(Rows from a dataset)
----
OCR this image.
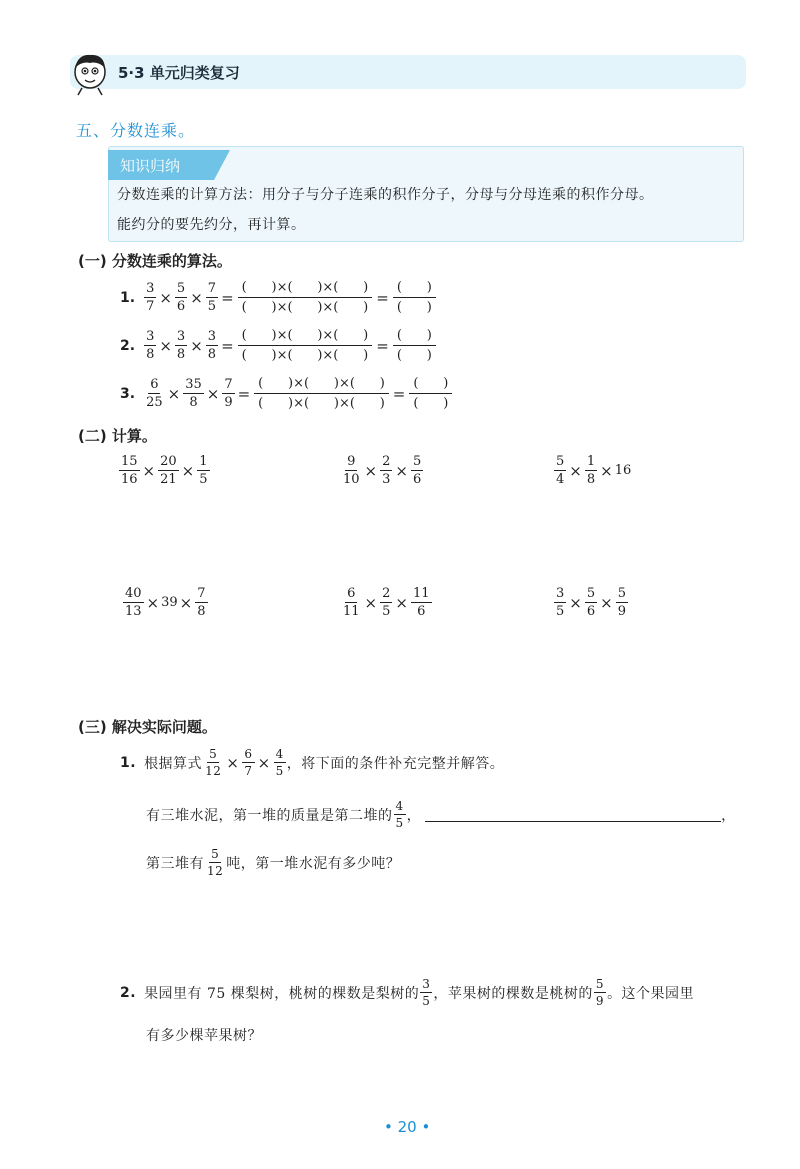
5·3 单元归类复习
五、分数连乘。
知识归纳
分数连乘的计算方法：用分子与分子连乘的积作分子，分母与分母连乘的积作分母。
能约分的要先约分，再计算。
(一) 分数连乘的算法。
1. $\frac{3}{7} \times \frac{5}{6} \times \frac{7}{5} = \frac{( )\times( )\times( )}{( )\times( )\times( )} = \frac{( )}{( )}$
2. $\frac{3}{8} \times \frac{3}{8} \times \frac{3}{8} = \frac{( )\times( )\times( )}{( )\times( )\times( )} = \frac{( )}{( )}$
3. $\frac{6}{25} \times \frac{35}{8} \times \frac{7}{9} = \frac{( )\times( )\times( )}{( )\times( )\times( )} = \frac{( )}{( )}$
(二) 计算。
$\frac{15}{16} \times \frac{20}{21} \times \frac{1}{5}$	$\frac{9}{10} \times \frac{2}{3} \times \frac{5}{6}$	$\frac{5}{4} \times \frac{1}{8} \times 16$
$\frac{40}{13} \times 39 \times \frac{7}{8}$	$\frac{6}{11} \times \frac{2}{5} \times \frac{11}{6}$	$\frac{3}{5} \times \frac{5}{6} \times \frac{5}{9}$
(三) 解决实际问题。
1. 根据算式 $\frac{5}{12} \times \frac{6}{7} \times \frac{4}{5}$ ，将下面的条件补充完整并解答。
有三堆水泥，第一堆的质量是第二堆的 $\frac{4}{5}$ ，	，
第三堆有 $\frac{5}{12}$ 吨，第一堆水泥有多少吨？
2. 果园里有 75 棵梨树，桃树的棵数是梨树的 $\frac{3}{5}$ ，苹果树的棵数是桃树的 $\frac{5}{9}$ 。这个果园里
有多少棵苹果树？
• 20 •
----
### Task objective
Print every entry above again without changing a word, and omit the pictures.

### Output of the task
OCR this image.
5·3 单元归类复习
五、分数连乘。
知识归纳
分数连乘的计算方法：用分子与分子连乘的积作分子，分母与分母连乘的积作分母。
能约分的要先约分，再计算。
(一) 分数连乘的算法。
1. $\frac{3}{7} \times \frac{5}{6} \times \frac{7}{5} = \frac{( )\times( )\times( )}{( )\times( )\times( )} = \frac{( )}{( )}$
2. $\frac{3}{8} \times \frac{3}{8} \times \frac{3}{8} = \frac{( )\times( )\times( )}{( )\times( )\times( )} = \frac{( )}{( )}$
3. $\frac{6}{25} \times \frac{35}{8} \times \frac{7}{9} = \frac{( )\times( )\times( )}{( )\times( )\times( )} = \frac{( )}{( )}$
(二) 计算。
$\frac{15}{16} \times \frac{20}{21} \times \frac{1}{5}$	$\frac{9}{10} \times \frac{2}{3} \times \frac{5}{6}$	$\frac{5}{4} \times \frac{1}{8} \times 16$
$\frac{40}{13} \times 39 \times \frac{7}{8}$	$\frac{6}{11} \times \frac{2}{5} \times \frac{11}{6}$	$\frac{3}{5} \times \frac{5}{6} \times \frac{5}{9}$
(三) 解决实际问题。
1. 根据算式 $\frac{5}{12} \times \frac{6}{7} \times \frac{4}{5}$ ，将下面的条件补充完整并解答。
有三堆水泥，第一堆的质量是第二堆的 $\frac{4}{5}$ ，	，
第三堆有 $\frac{5}{12}$ 吨，第一堆水泥有多少吨？
2. 果园里有 75 棵梨树，桃树的棵数是梨树的 $\frac{3}{5}$ ，苹果树的棵数是桃树的 $\frac{5}{9}$ 。这个果园里
有多少棵苹果树？
• 20 •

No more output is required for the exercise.